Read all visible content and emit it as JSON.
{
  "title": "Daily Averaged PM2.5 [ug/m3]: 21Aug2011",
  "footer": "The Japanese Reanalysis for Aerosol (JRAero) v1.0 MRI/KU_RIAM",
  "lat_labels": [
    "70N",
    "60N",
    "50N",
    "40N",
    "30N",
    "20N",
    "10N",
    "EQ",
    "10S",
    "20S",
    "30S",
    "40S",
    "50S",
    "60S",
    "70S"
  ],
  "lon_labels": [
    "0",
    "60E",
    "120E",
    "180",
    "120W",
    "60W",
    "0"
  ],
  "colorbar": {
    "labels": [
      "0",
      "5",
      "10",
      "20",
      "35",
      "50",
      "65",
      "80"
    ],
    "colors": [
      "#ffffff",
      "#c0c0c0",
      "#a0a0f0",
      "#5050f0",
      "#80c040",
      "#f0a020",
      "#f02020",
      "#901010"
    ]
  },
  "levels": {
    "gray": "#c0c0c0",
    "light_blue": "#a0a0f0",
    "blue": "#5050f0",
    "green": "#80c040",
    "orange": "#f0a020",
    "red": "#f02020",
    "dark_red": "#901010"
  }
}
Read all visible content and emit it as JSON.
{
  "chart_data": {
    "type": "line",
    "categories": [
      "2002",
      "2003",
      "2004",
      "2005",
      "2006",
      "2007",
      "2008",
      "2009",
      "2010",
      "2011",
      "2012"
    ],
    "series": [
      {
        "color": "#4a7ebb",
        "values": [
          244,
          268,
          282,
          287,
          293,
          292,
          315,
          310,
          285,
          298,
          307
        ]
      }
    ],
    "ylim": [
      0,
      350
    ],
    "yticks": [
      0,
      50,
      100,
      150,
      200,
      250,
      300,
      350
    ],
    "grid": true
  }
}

* * *

§ Set problem
Give the complete listing a second time, exactly as it reads.

§ Written answer
Read all visible content and emit it as JSON.
{
  "title": "Daily Averaged PM2.5 [ug/m3]: 21Aug2011",
  "footer": "The Japanese Reanalysis for Aerosol (JRAero) v1.0 MRI/KU_RIAM",
  "lat_labels": [
    "70N",
    "60N",
    "50N",
    "40N",
    "30N",
    "20N",
    "10N",
    "EQ",
    "10S",
    "20S",
    "30S",
    "40S",
    "50S",
    "60S",
    "70S"
  ],
  "lon_labels": [
    "0",
    "60E",
    "120E",
    "180",
    "120W",
    "60W",
    "0"
  ],
  "colorbar": {
    "labels": [
      "0",
      "5",
      "10",
      "20",
      "35",
      "50",
      "65",
      "80"
    ],
    "colors": [
      "#ffffff",
      "#c0c0c0",
      "#a0a0f0",
      "#5050f0",
      "#80c040",
      "#f0a020",
      "#f02020",
      "#901010"
    ]
  },
  "levels": {
    "gray": "#c0c0c0",
    "light_blue": "#a0a0f0",
    "blue": "#5050f0",
    "green": "#80c040",
    "orange": "#f0a020",
    "red": "#f02020",
    "dark_red": "#901010"
  }
}
Read all visible content and emit it as JSON.
{
  "chart_data": {
    "type": "line",
    "categories": [
      "2002",
      "2003",
      "2004",
      "2005",
      "2006",
      "2007",
      "2008",
      "2009",
      "2010",
      "2011",
      "2012"
    ],
    "series": [
      {
        "color": "#4a7ebb",
        "values": [
          244,
          268,
          282,
          287,
          293,
          292,
          315,
          310,
          285,
          298,
          307
        ]
      }
    ],
    "ylim": [
      0,
      350
    ],
    "yticks": [
      0,
      50,
      100,
      150,
      200,
      250,
      300,
      350
    ],
    "grid": true
  }
}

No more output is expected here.